▸ STATED EXERCISE: Every entry below must appear again, exactly as written.

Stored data
════════

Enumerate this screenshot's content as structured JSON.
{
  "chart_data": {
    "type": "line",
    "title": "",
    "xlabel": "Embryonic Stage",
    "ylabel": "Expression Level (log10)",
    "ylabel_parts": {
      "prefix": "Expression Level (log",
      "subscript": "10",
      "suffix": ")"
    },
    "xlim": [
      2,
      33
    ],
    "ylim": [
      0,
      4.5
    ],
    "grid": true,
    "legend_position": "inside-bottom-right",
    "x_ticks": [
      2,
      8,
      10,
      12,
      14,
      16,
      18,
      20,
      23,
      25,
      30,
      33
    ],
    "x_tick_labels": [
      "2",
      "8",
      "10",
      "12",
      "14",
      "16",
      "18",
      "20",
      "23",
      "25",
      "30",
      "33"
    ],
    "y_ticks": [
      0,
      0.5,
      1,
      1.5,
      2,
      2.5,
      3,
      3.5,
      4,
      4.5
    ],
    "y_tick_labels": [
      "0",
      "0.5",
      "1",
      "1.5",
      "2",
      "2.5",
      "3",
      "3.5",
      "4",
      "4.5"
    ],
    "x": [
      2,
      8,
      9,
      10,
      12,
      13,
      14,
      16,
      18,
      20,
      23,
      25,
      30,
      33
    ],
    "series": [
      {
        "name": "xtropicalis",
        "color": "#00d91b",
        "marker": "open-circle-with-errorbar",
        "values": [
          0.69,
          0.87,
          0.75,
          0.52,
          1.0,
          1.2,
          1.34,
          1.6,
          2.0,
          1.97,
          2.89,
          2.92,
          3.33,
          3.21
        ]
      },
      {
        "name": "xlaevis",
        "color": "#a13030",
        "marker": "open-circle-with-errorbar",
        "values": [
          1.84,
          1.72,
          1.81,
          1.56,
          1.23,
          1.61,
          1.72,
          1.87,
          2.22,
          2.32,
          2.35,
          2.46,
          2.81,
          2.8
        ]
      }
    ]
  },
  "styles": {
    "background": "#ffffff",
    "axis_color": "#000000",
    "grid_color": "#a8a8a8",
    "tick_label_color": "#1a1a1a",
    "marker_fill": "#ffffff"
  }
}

════════

▸ COMPLETE ANSWER:
Enumerate this screenshot's content as structured JSON.
{
  "chart_data": {
    "type": "line",
    "title": "",
    "xlabel": "Embryonic Stage",
    "ylabel": "Expression Level (log10)",
    "ylabel_parts": {
      "prefix": "Expression Level (log",
      "subscript": "10",
      "suffix": ")"
    },
    "xlim": [
      2,
      33
    ],
    "ylim": [
      0,
      4.5
    ],
    "grid": true,
    "legend_position": "inside-bottom-right",
    "x_ticks": [
      2,
      8,
      10,
      12,
      14,
      16,
      18,
      20,
      23,
      25,
      30,
      33
    ],
    "x_tick_labels": [
      "2",
      "8",
      "10",
      "12",
      "14",
      "16",
      "18",
      "20",
      "23",
      "25",
      "30",
      "33"
    ],
    "y_ticks": [
      0,
      0.5,
      1,
      1.5,
      2,
      2.5,
      3,
      3.5,
      4,
      4.5
    ],
    "y_tick_labels": [
      "0",
      "0.5",
      "1",
      "1.5",
      "2",
      "2.5",
      "3",
      "3.5",
      "4",
      "4.5"
    ],
    "x": [
      2,
      8,
      9,
      10,
      12,
      13,
      14,
      16,
      18,
      20,
      23,
      25,
      30,
      33
    ],
    "series": [
      {
        "name": "xtropicalis",
        "color": "#00d91b",
        "marker": "open-circle-with-errorbar",
        "values": [
          0.69,
          0.87,
          0.75,
          0.52,
          1.0,
          1.2,
          1.34,
          1.6,
          2.0,
          1.97,
          2.89,
          2.92,
          3.33,
          3.21
        ]
      },
      {
        "name": "xlaevis",
        "color": "#a13030",
        "marker": "open-circle-with-errorbar",
        "values": [
          1.84,
          1.72,
          1.81,
          1.56,
          1.23,
          1.61,
          1.72,
          1.87,
          2.22,
          2.32,
          2.35,
          2.46,
          2.81,
          2.8
        ]
      }
    ]
  },
  "styles": {
    "background": "#ffffff",
    "axis_color": "#000000",
    "grid_color": "#a8a8a8",
    "tick_label_color": "#1a1a1a",
    "marker_fill": "#ffffff"
  }
}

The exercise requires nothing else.